Layout annotation records:
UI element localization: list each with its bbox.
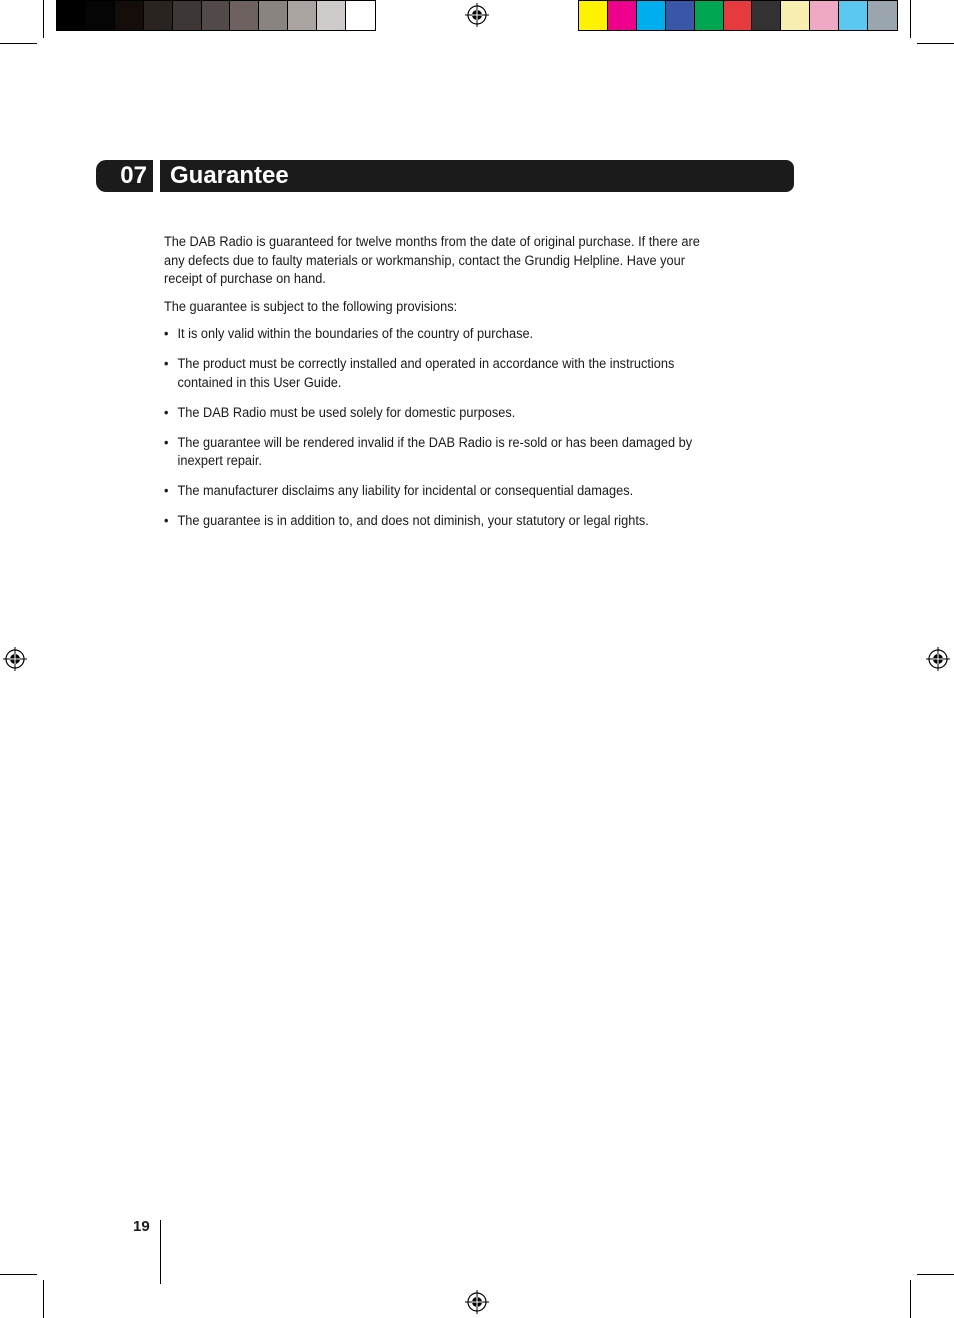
list-item-text: The manufacturer disclaims any liability for incidental or consequential damages.	[177, 483, 634, 499]
crop-mark-bottom-left-v	[43, 1280, 44, 1318]
color-swatch	[230, 1, 259, 30]
color-swatch	[144, 1, 173, 30]
list-item-text: The guarantee is in addition to, and does not diminish, your statutory or legal rights.	[177, 513, 649, 529]
page-number: 19	[133, 1218, 150, 1235]
color-swatch	[173, 1, 202, 30]
list-item-text: It is only valid within the boundaries of the country of purchase.	[177, 326, 534, 342]
crop-mark-bottom-right-h	[917, 1274, 954, 1275]
color-swatch	[752, 1, 781, 30]
crop-mark-bottom-left-h	[0, 1274, 37, 1275]
registration-mark-icon	[465, 1290, 489, 1314]
color-swatch	[86, 1, 115, 30]
color-swatch	[810, 1, 839, 30]
list-item	[164, 482, 722, 501]
section-title: Guarantee	[160, 160, 794, 192]
list-item	[164, 434, 722, 471]
crop-mark-top-right-v	[910, 0, 911, 38]
color-swatch	[346, 1, 375, 30]
footer-divider	[160, 1220, 161, 1284]
list-item	[164, 512, 722, 531]
intro-paragraph: The DAB Radio is guaranteed for twelve months from the date of original purchase. If there are any defects due to faulty materials or workmanship, contact the Grundig Helpline. Have your receipt of purchase on hand.	[164, 234, 700, 287]
guarantee-body	[164, 233, 722, 542]
color-swatch	[637, 1, 666, 30]
registration-mark-icon	[3, 647, 27, 671]
color-swatch	[579, 1, 608, 30]
color-swatch	[608, 1, 637, 30]
list-item-text: The product must be correctly installed and operated in accordance with the instructions contained in this User Guide.	[177, 356, 675, 391]
color-swatch	[724, 1, 753, 30]
registration-mark-icon	[465, 3, 489, 27]
grayscale-color-bar	[56, 0, 376, 31]
crop-mark-top-right-h	[917, 43, 954, 44]
color-swatch	[695, 1, 724, 30]
color-swatch	[317, 1, 346, 30]
bullet-icon: •	[164, 326, 169, 342]
list-item-text: The guarantee will be rendered invalid if the DAB Radio is re-sold or has been damaged by inexpert repair.	[177, 434, 693, 469]
list-item	[164, 404, 722, 423]
list-item	[164, 355, 722, 392]
process-color-bar	[578, 0, 898, 31]
color-swatch	[781, 1, 810, 30]
provisions-intro: The guarantee is subject to the following provisions:	[164, 298, 458, 315]
bullet-icon: •	[164, 513, 169, 529]
color-swatch	[57, 1, 86, 30]
provisions-list	[164, 325, 722, 531]
color-swatch	[868, 1, 897, 30]
color-swatch	[288, 1, 317, 30]
color-swatch	[259, 1, 288, 30]
color-swatch	[202, 1, 231, 30]
bullet-icon: •	[164, 434, 169, 451]
list-item-text: The DAB Radio must be used solely for domestic purposes.	[177, 404, 516, 421]
registration-mark-icon	[926, 647, 950, 671]
section-number: 07	[96, 160, 153, 192]
color-swatch	[839, 1, 868, 30]
crop-mark-top-left-v	[43, 0, 44, 38]
crop-mark-top-left-h	[0, 43, 37, 44]
bullet-icon: •	[164, 404, 169, 421]
color-swatch	[666, 1, 695, 30]
crop-mark-bottom-right-v	[910, 1280, 911, 1318]
color-swatch	[115, 1, 144, 30]
bullet-icon: •	[164, 483, 169, 499]
bullet-icon: •	[164, 356, 169, 372]
list-item	[164, 325, 722, 344]
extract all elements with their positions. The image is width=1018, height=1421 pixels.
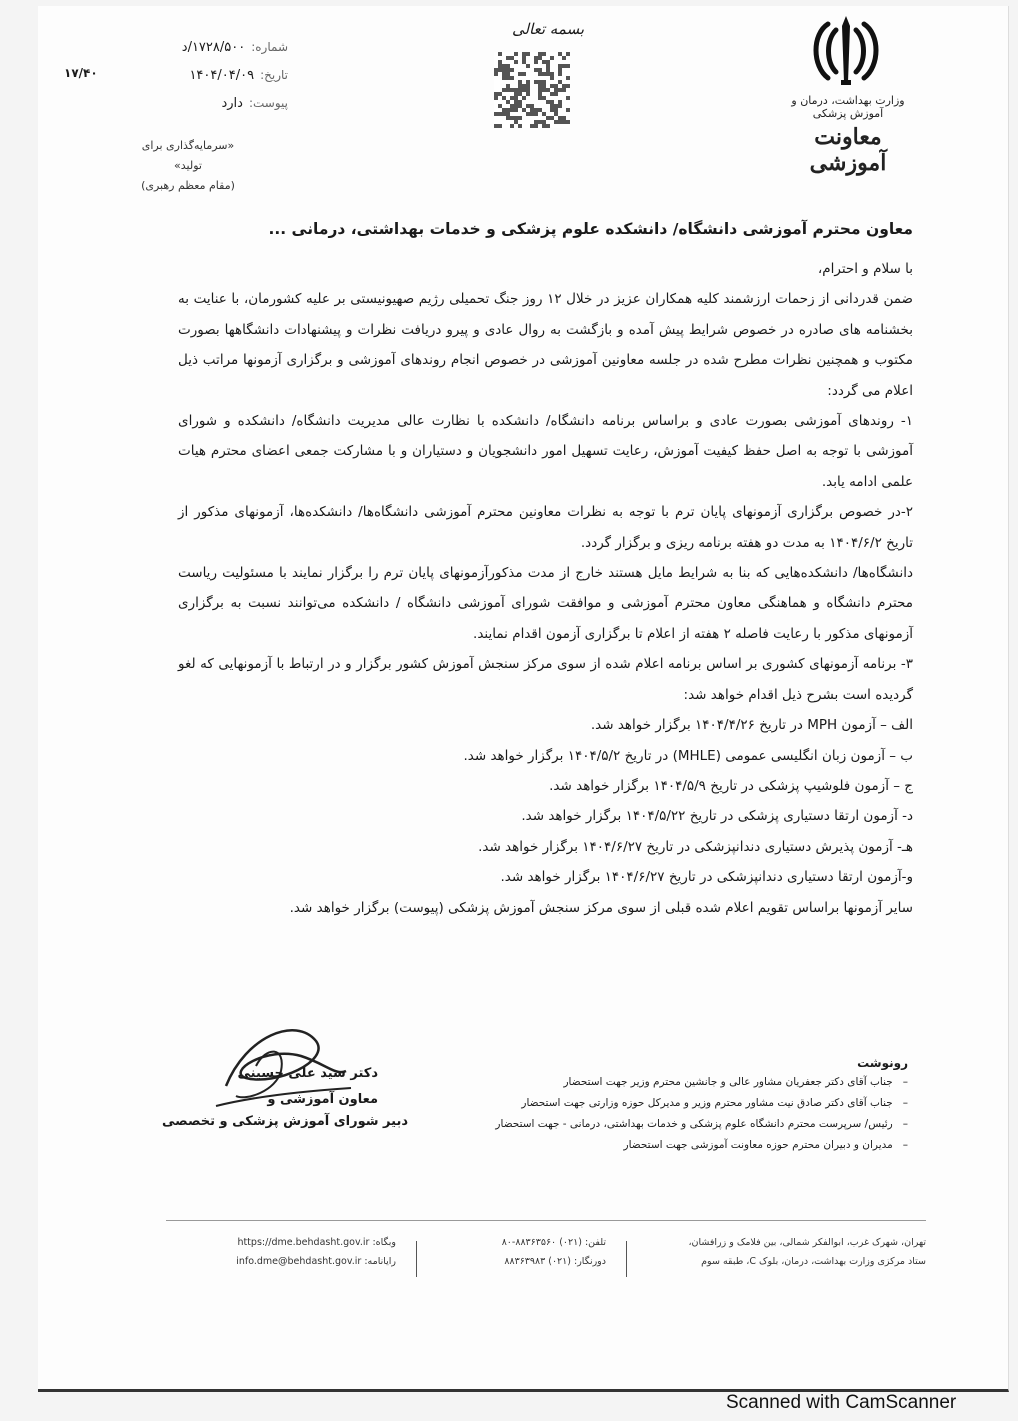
iran-emblem-icon	[806, 12, 886, 88]
footer-divider	[626, 1241, 627, 1277]
signatory-name: دکتر سید علی حسینی	[237, 1066, 378, 1081]
footer-phone: تلفن: (۰۲۱) ۸۸۳۶۳۵۶۰-۸۰ دورنگار: (۰۲۱) ۸۸۳۶۳۹۸۳	[501, 1237, 606, 1267]
addressee: معاون محترم آموزشی دانشگاه/ دانشکده علوم پزشکی و خدمات بهداشتی، درمانی ...	[268, 220, 913, 238]
receipt-number: ۱۷/۴۰	[64, 66, 98, 80]
letter-footer	[166, 1220, 926, 1281]
cc-list	[378, 1056, 908, 1160]
letter-attachment: پیوست:دارد	[221, 96, 288, 111]
exam-a: الف – آزمون MPH در تاریخ ۱۴۰۴/۴/۲۶ برگزار خواهد شد.	[590, 717, 913, 734]
ministry-block	[778, 94, 918, 176]
cc-item: – مدیران و دبیران محترم حوزه معاونت آموزشی جهت استحضار	[378, 1139, 908, 1160]
website-link: https://dme.behdasht.gov.ir	[237, 1237, 370, 1248]
qr-code-icon	[494, 52, 570, 128]
item-2-note: دانشگاه‌ها/ دانشکده‌هایی که بنا به شرایط مایل هستند خارج از مدت مذکورآزمونهای پایان ترم را برگزار نمایند با مسئولیت ریاست محترم دانشگاه و هماهنگی معاون محترم آموزشی و موافقت شورای آموزشی دانشگاه / دانشکده می‌توانند نسبت به برگزاری آزمونهای مذکور با رعایت فاصله ۲ هفته از اعلام تا برگزاری آزمون اقدام نمایند.	[178, 565, 913, 642]
letter-number: شماره:۱۷۲۸/۵۰۰/د	[181, 40, 288, 55]
letter-body	[178, 254, 913, 923]
signatory-position: دبیر شورای آموزش پزشکی و تخصصی	[161, 1114, 408, 1129]
item-2: ۲-در خصوص برگزاری آزمونهای پایان ترم با توجه به نظرات معاونین محترم آموزشی دانشگاه‌ها/ دانشکده‌ها، آزمونهای مذکور از تاریخ ۱۴۰۴/۶/۲ به مدت دو هفته برنامه ریزی و برگزار گردد.	[178, 504, 913, 551]
cc-item: – جناب آقای دکتر جعفریان مشاور عالی و جانشین محترم وزیر جهت استحضار	[378, 1076, 908, 1097]
letter-date-value: ۱۴۰۴/۰۴/۰۹	[189, 68, 255, 83]
exam-d: د- آزمون ارتقا دستیاری پزشکی در تاریخ ۱۴۰۴/۵/۲۲ برگزار خواهد شد.	[521, 808, 913, 825]
intro-paragraph: ضمن قدردانی از زحمات ارزشمند کلیه همکاران عزیز در خلال ۱۲ روز جنگ تحمیلی رژیم صهیونیستی بر علیه کشورمان، با عنایت به بخشنامه های صادره در خصوص شرایط پیش آمده و بازگشت به روال عادی و پیرو دریافت نظرات و پیشنهادات دانشگاهها بصورت مکتوب و همچنین نظرات مطرح شده در جلسه معاونین آموزشی در خصوص انجام روندهای آموزشی و برگزاری آزمونها مراتب ذیل اعلام می گردد:	[178, 291, 913, 399]
cc-item: – جناب آقای دکتر صادق نیت مشاور محترم وزیر و مدیرکل حوزه وزارتی جهت استحضار	[378, 1097, 908, 1118]
letter-number-value: ۱۷۲۸/۵۰۰/د	[181, 40, 246, 55]
letter-date: تاریخ:۱۴۰۴/۰۴/۰۹	[189, 68, 288, 83]
footer-web: وبگاه: https://dme.behdasht.gov.ir رایانامه: info.dme@behdasht.gov.ir	[236, 1237, 396, 1267]
letter-page	[38, 6, 1009, 1392]
scanner-watermark: Scanned with CamScanner	[726, 1392, 957, 1413]
greeting: با سلام و احترام،	[817, 261, 913, 277]
exam-c: ج – آزمون فلوشیپ پزشکی در تاریخ ۱۴۰۴/۵/۹ برگزار خواهد شد.	[549, 777, 913, 794]
exam-f: و-آزمون ارتقا دستیاری دندانپزشکی در تاریخ ۱۴۰۴/۶/۲۷ برگزار خواهد شد.	[500, 869, 913, 886]
cc-item: – رئیس/ سرپرست محترم دانشگاه علوم پزشکی و خدمات بهداشتی، درمانی - جهت استحضار	[378, 1118, 908, 1139]
exam-b: ب – آزمون زبان انگلیسی عمومی (MHLE) در تاریخ ۱۴۰۴/۵/۲ برگزار خواهد شد.	[463, 747, 913, 764]
letter-attachment-value: دارد	[221, 96, 243, 111]
cc-title: رونوشت	[857, 1056, 908, 1070]
closing-paragraph: سایر آزمونها براساس تقویم اعلام شده قبلی از سوی مرکز سنجش آموزش پزشکی (پیوست) برگزار خواهد شد.	[289, 899, 913, 916]
exam-e: هـ- آزمون پذیرش دستیاری دندانپزشکی در تاریخ ۱۴۰۴/۶/۲۷ برگزار خواهد شد.	[478, 838, 913, 855]
basmala: بسمه تعالی	[511, 20, 585, 38]
footer-divider	[416, 1241, 417, 1277]
deputy-name: معاونت آموزشی	[809, 124, 887, 176]
fax-number: (۰۲۱) ۸۸۳۶۳۹۸۳	[504, 1256, 571, 1267]
phone-number: (۰۲۱) ۸۸۳۶۳۵۶۰-۸۰	[501, 1237, 582, 1248]
slogan: «سرمایه‌گذاری برای تولید» (مقام معظم رهبری)	[141, 139, 235, 192]
footer-address: تهران، شهرک غرب، ابوالفکر شمالی، بین فلامک و زرافشان، ستاد مرکزی وزارت بهداشت، درمان، بلوک C، طبقه سوم	[688, 1237, 926, 1267]
item-3: ۳- برنامه آزمونهای کشوری بر اساس برنامه اعلام شده از سوی مرکز سنجش آموزش کشور برگزار و در ارتباط با آزمونهایی که لغو گردیده است بشرح ذیل اقدام خواهد شد:	[178, 656, 913, 703]
item-1: ۱- روندهای آموزشی بصورت عادی و براساس برنامه دانشگاه/ دانشکده با نظارت عالی مدیریت دانشگاه/ دانشکده و شورای آموزشی با توجه به اصل حفظ کیفیت آموزش، رعایت تسهیل امور دانشجویان و دستیاران و با مشارکت جمعی اعضای محترم هیات علمی ادامه یابد.	[178, 413, 913, 490]
email-address: info.dme@behdasht.gov.ir	[236, 1256, 362, 1267]
ministry-name: وزارت بهداشت، درمان و آموزش پزشکی	[791, 94, 905, 120]
signatory-title: معاون آموزشی و	[267, 1092, 378, 1107]
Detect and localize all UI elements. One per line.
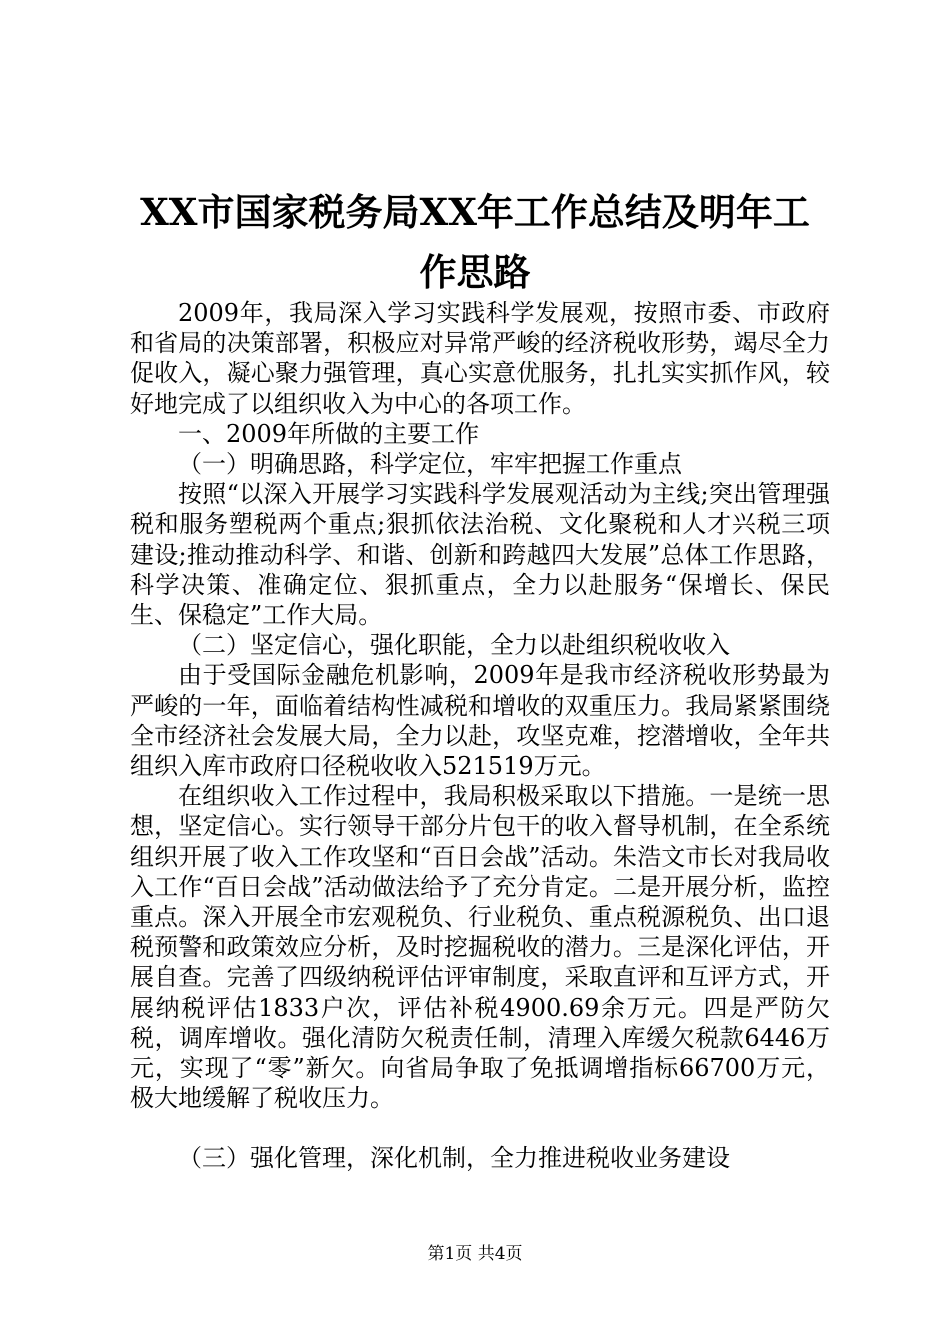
paragraph-intro: 2009年，我局深入学习实践科学发展观，按照市委、市政府和省局的决策部署，积极应对异常严峻的经济税收形势，竭尽全力促收入，凝心聚力强管理，真心实意优服务，扎扎实实抓作风，较好地完成了以组织收入为中心的各项工作。	[130, 299, 830, 418]
page-footer: 第1页 共4页	[427, 1244, 523, 1264]
subsection-heading: （三）强化管理，深化机制，全力推进税收业务建设	[178, 1144, 730, 1173]
paragraph: 按照“以深入开展学习实践科学发展观活动为主线;突出管理强税和服务塑税两个重点;狠抓依法治税、文化聚税和人才兴税三项建设;推动推动科学、和谐、创新和跨越四大发展”总体工作思路，科学决策、准确定位、狠抓重点，全力以赴服务“保增长、保民生、保稳定”工作大局。	[130, 480, 830, 630]
document-body	[130, 298, 830, 1174]
document-title: XX市国家税务局XX年工作总结及明年工作思路	[140, 190, 810, 294]
section-heading: 一、2009年所做的主要工作	[178, 419, 480, 448]
subsection-heading: （一）明确思路，科学定位，牢牢把握工作重点	[178, 450, 682, 479]
subsection-heading: （二）坚定信心，强化职能，全力以赴组织税收收入	[178, 631, 730, 660]
paragraph: 在组织收入工作过程中，我局积极采取以下措施。一是统一思想，坚定信心。实行领导干部分片包干的收入督导机制，在全系统组织开展了收入工作攻坚和“百日会战”活动。朱浩文市长对我局收入工作“百日会战”活动做法给予了充分肯定。二是开展分析，监控重点。深入开展全市宏观税负、行业税负、重点税源税负、出口退税预警和政策效应分析，及时挖掘税收的潜力。三是深化评估，开展自查。完善了四级纳税评估评审制度，采取直评和互评方式，开展纳税评估1833户次，评估补税4900.69余万元。四是严防欠税，调库增收。强化清防欠税责任制，清理入库缓欠税款6446万元，实现了“零”新欠。向省局争取了免抵调增指标66700万元，极大地缓解了税收压力。	[130, 782, 830, 1113]
paragraph: 由于受国际金融危机影响，2009年是我市经济税收形势最为严峻的一年，面临着结构性减税和增收的双重压力。我局紧紧围绕全市经济社会发展大局，全力以赴，攻坚克难，挖潜增收，全年共组织入库市政府口径税收收入521519万元。	[130, 661, 830, 781]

▸ **Requirements**: Please tally how many of the rows above contain the string "date", and give only that number.

▸ **Final result**: 3